- [Yang Diminta] Tolong salin kembali bagian catatan tentang perkampungan Daya antara "Mengunjungi Perkampungan Daya" dan "dari tanah kelahiranku.", termasuk keduanya, lalu ganti "Kalimantan Timur" dengan "Kalimantan Barat".

Catatan Kiriman Sahabat :

 

Mengunjungi Perkampungan Daya

 

Selama 2 tahun tinggal di Kalimantan Timur, kami sekeluarga belum pernah berkunjung ke perkampungan saudara kita Suku Daya (tadinya saya pikir Dayak, thanks to one of my friend that remind me that Daya is the correct name). Kalau toh di akhir minggu kami offroad ke pedalaman, yang kami jumpai adalah saudara-saudara kita ex-transmigran dari tanah kelahiranku.

 

Sebenarnya pada liburan sekolah anak-anak bulan lalu, kami beserta beberapa keluarga "pendatang" merencanakan trip ke pedalaman, menggunakan kapal menyusuri sungai Mahakam, untuk melihat kehidupan saudara-saudara kita warga Daya tsb. Namun sayang peristiwa Sampit keburu meletus, sehingga demi keamanan kami mengurungkan niat kami.

 

Kawan-kawan yang berasal dari Jawa Timur khawatir - Eee..siapa tahu jangan-jangan masih ada darah Madura mengalir di tubuhnya - bila "tercium" oleh orang Daya bisa jadi langsung dihabisi, persis foto-foto yang beredar di internet itu.

- [Data yang Diberikan]

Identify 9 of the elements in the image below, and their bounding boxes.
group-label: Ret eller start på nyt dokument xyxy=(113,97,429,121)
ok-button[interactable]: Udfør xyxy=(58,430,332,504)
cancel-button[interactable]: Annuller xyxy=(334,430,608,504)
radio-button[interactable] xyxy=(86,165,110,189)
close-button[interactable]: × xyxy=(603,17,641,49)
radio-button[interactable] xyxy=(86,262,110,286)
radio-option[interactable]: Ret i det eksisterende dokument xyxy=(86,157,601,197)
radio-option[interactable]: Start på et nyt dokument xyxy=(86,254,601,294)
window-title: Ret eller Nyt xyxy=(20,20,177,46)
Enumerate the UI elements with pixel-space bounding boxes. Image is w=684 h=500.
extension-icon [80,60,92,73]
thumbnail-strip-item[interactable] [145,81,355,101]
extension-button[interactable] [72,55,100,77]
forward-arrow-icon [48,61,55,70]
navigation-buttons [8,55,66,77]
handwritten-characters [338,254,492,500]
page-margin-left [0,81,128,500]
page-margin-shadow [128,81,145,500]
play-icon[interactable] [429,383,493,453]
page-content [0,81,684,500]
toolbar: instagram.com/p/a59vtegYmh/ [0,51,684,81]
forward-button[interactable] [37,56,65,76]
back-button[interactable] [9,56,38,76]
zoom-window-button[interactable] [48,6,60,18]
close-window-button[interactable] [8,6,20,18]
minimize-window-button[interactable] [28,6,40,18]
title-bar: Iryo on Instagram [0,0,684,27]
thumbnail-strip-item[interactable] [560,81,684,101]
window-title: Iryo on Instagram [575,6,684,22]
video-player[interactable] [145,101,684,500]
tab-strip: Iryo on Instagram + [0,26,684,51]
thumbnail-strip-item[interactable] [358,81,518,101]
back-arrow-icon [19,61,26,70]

- [Hasil]
Mengunjungi Perkampungan Daya

 

Selama 2 tahun tinggal di Kalimantan Barat, kami sekeluarga belum pernah berkunjung ke perkampungan saudara kita Suku Daya (tadinya saya pikir Dayak, thanks to one of my friend that remind me that Daya is the correct name). Kalau toh di akhir minggu kami offroad ke pedalaman, yang kami jumpai adalah saudara-saudara kita ex-transmigran dari tanah kelahiranku.